Problem to solve: Below is a listing. Gather each line of it that contains "server".

***** Provided information *****

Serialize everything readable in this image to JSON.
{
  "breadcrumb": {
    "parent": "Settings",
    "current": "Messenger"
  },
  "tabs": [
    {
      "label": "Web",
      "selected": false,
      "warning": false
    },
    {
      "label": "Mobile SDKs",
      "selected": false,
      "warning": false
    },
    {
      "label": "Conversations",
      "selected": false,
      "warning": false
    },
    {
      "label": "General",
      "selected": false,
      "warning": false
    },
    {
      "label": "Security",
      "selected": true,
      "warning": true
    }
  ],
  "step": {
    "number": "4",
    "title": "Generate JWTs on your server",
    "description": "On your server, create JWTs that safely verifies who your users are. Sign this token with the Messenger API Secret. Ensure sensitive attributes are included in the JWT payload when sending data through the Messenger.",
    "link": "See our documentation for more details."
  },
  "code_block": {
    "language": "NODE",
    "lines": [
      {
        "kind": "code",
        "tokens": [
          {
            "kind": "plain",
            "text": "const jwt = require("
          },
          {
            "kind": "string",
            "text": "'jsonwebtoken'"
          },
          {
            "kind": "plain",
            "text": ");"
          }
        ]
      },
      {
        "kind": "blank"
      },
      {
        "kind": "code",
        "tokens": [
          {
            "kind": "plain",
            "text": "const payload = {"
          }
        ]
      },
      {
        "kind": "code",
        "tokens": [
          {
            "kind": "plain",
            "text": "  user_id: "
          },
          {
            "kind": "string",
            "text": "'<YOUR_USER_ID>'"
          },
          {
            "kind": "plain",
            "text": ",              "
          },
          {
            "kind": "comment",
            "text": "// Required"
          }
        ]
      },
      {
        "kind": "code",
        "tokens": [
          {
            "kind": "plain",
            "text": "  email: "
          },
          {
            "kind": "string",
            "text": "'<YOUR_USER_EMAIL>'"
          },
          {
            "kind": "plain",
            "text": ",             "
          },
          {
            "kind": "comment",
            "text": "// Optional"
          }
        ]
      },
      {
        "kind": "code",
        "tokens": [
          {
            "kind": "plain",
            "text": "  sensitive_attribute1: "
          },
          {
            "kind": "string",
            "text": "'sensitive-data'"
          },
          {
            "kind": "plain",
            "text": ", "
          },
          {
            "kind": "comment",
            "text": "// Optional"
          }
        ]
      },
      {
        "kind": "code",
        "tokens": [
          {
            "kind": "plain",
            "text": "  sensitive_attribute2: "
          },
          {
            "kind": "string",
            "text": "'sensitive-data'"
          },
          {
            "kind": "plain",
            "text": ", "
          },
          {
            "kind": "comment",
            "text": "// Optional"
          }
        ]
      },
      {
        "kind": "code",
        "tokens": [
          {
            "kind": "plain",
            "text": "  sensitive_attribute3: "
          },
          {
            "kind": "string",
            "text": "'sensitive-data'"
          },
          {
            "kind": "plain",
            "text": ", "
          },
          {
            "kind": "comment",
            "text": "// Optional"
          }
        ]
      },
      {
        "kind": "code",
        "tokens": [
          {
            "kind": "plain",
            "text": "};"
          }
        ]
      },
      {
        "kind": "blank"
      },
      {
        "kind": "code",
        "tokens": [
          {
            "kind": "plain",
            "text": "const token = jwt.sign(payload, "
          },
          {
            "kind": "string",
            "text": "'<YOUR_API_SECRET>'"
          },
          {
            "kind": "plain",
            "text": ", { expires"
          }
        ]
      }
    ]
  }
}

*****

Exercise output:
    "title": "Generate JWTs on your server",
    "description": "On your server, create JWTs that safely verifies who your users are. Sign this token with the Messenger API Secret. Ensure sensitive attributes are included in the JWT payload when sending data through the Messenger.",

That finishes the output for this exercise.